WORK REQUIRED:
Transcribe the records exactly. Pictures do not belong in the transcription.
· · · ·
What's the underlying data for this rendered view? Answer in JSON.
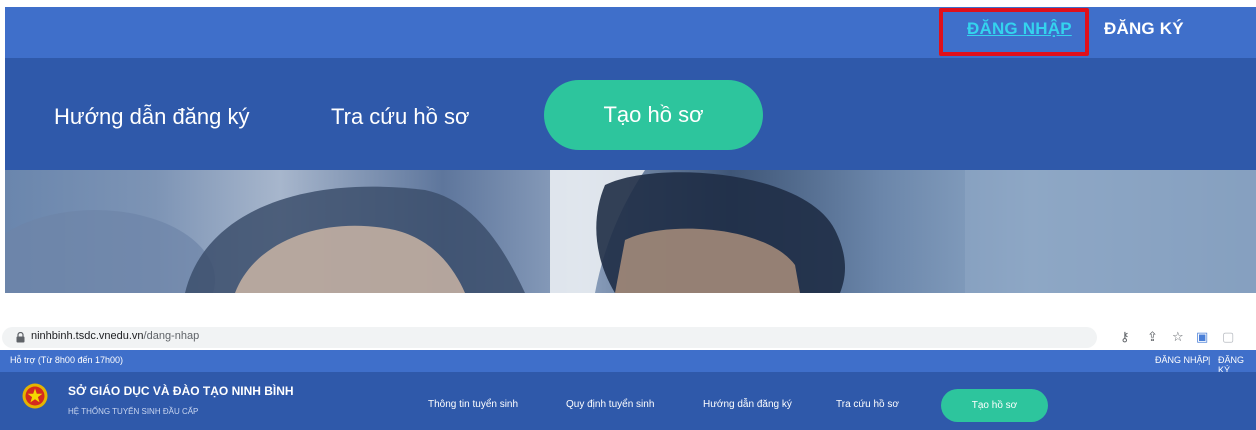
{
  "zoomed": {
    "auth": {
      "login": "ĐĂNG NHẬP",
      "register": "ĐĂNG KÝ"
    },
    "nav": {
      "guide": "Hướng dẫn đăng ký",
      "lookup": "Tra cứu hồ sơ",
      "create": "Tạo hồ sơ"
    }
  },
  "browser": {
    "url_host": "ninhbinh.tsdc.vnedu.vn",
    "url_path": "/dang-nhap"
  },
  "site": {
    "support": "Hỗ trợ (Từ 8h00 đến 17h00)",
    "auth": {
      "login": "ĐĂNG NHẬP",
      "separator": "|",
      "register": "ĐĂNG KÝ"
    },
    "org_name": "SỞ GIÁO DỤC VÀ ĐÀO TẠO NINH BÌNH",
    "org_sub": "HỆ THỐNG TUYỂN SINH ĐẦU CẤP",
    "nav": {
      "info": "Thông tin tuyển sinh",
      "rules": "Quy định tuyển sinh",
      "guide": "Hướng dẫn đăng ký",
      "lookup": "Tra cứu hồ sơ",
      "create": "Tạo hồ sơ"
    }
  },
  "colors": {
    "top_bar": "#3f6fca",
    "nav_bar": "#2f59aa",
    "cta": "#2dc59d",
    "highlight": "#e0101b",
    "active_link": "#34d3ee"
  }
}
· · · ·
OUTPUT OF THE TASK:
What's the underlying data for this rendered view? Answer in JSON.
{
  "zoomed": {
    "auth": {
      "login": "ĐĂNG NHẬP",
      "register": "ĐĂNG KÝ"
    },
    "nav": {
      "guide": "Hướng dẫn đăng ký",
      "lookup": "Tra cứu hồ sơ",
      "create": "Tạo hồ sơ"
    }
  },
  "browser": {
    "url_host": "ninhbinh.tsdc.vnedu.vn",
    "url_path": "/dang-nhap"
  },
  "site": {
    "support": "Hỗ trợ (Từ 8h00 đến 17h00)",
    "auth": {
      "login": "ĐĂNG NHẬP",
      "separator": "|",
      "register": "ĐĂNG KÝ"
    },
    "org_name": "SỞ GIÁO DỤC VÀ ĐÀO TẠO NINH BÌNH",
    "org_sub": "HỆ THỐNG TUYỂN SINH ĐẦU CẤP",
    "nav": {
      "info": "Thông tin tuyển sinh",
      "rules": "Quy định tuyển sinh",
      "guide": "Hướng dẫn đăng ký",
      "lookup": "Tra cứu hồ sơ",
      "create": "Tạo hồ sơ"
    }
  },
  "colors": {
    "top_bar": "#3f6fca",
    "nav_bar": "#2f59aa",
    "cta": "#2dc59d",
    "highlight": "#e0101b",
    "active_link": "#34d3ee"
  }
}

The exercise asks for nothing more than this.